• [The request]: Pull every "производительность" line out of the data below.

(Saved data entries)
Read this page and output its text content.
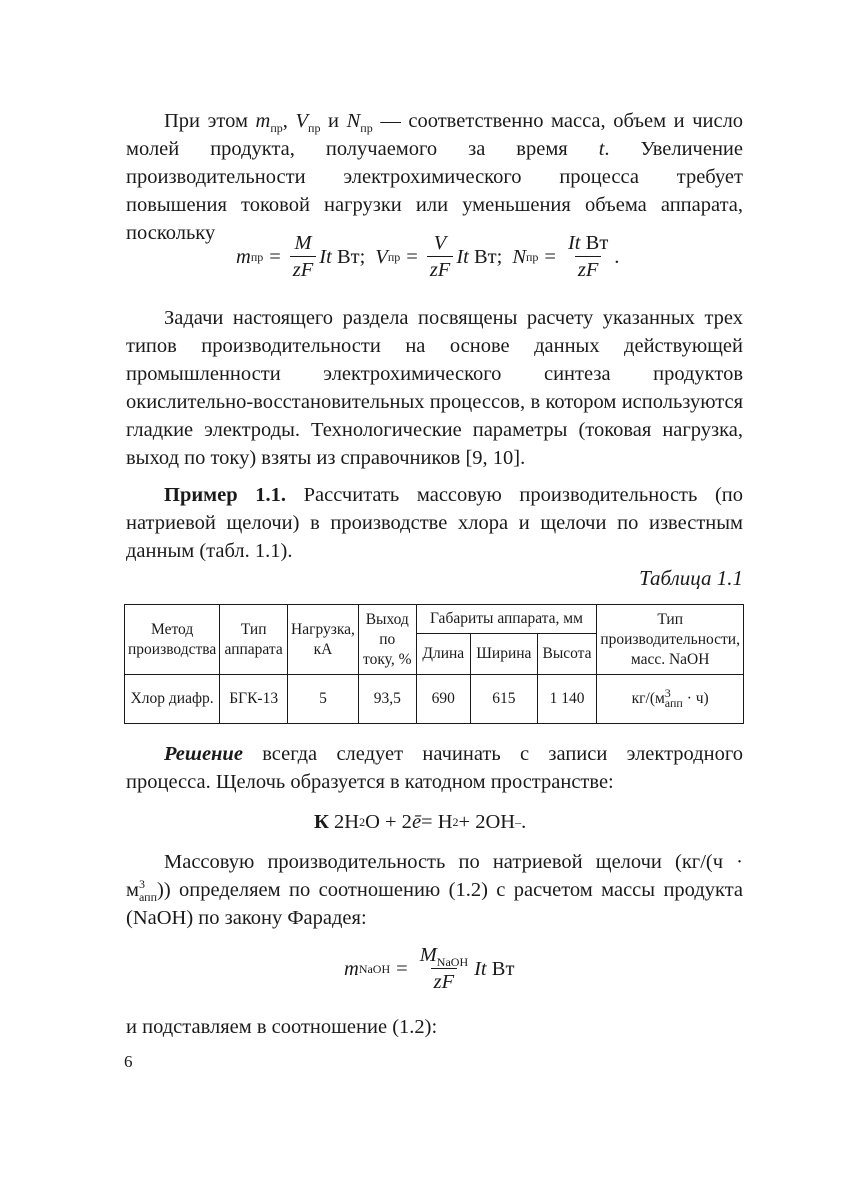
При этом $m_{пр}$, $V_{пр}$ и $N_{пр}$ — соответственно масса, объем и число молей продукта, получаемого за время t. Увеличение производительности электрохимического процесса требует повышения токовой нагрузки или уменьшения объема аппарата, поскольку

m пр = $\frac{M}{zF}$ It
Вт ; V пр = $\frac{V}{zF}$ It
Вт ; N пр = $\frac{\text{It Вт}}{zF}$ .

Задачи настоящего раздела посвящены расчету указанных трех типов производительности на основе данных действующей промышленности электрохимического синтеза продуктов окислительно-восстановительных процессов, в котором используются гладкие электроды. Технологические параметры (токовая нагрузка, выход по току) взяты из справочников [9, 10].

Пример 1.1. Рассчитать массовую производительность (по натриевой щелочи) в производстве хлора и щелочи по известным данным (табл. 1.1).

Таблица 1.1
Метод производства	Тип аппарата	Нагрузка, кА	Выход по току, %	Габариты аппарата, мм			Тип производительности, масс. NaOH
				Длина	Ширина	Высота	
Хлор диафр.	БГК-13	5	93,5	690	615	1 140	$кг/(м^3_{апп} \cdot ч)$

Решение всегда следует начинать с записи электродного процесса. Щелочь образуется в катодном пространстве:

К
2H 2 O + 2 ē = H 2 + 2OH – .

Массовую производительность по натриевой щелочи $(кг/(ч \cdot м^3_{апп}))$ определяем по соотношению (1.2) с расчетом массы продукта (NaOH) по закону Фарадея:

m NaOH = $\frac{M_{NaOH}}{zF}$ It
Вт

и подставляем в соотношение (1.2):

6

• [Exercise response]:
Пример 1.1. Рассчитать массовую производительность (по натриевой щелочи) в производстве хлора и щелочи по известным данным (табл. 1.1).
Массовую производительность по натриевой щелочи $(кг/(ч \cdot м^3_{апп}))$ определяем по соотношению (1.2) с расчетом массы продукта (NaOH) по закону Фарадея:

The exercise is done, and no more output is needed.